### [Provided entries]
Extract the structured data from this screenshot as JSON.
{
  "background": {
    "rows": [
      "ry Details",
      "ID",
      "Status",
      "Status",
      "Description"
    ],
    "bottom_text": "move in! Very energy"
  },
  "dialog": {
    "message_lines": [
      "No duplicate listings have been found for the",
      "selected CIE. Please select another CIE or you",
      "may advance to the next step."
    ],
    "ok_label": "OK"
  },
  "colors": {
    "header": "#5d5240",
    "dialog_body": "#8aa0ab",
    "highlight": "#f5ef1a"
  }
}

### [Given instruction]
The entries above should be repeated exactly, every one of them.

### [Answer to the task]
Extract the structured data from this screenshot as JSON.
{
  "background": {
    "rows": [
      "ry Details",
      "ID",
      "Status",
      "Status",
      "Description"
    ],
    "bottom_text": "move in! Very energy"
  },
  "dialog": {
    "message_lines": [
      "No duplicate listings have been found for the",
      "selected CIE. Please select another CIE or you",
      "may advance to the next step."
    ],
    "ok_label": "OK"
  },
  "colors": {
    "header": "#5d5240",
    "dialog_body": "#8aa0ab",
    "highlight": "#f5ef1a"
  }
}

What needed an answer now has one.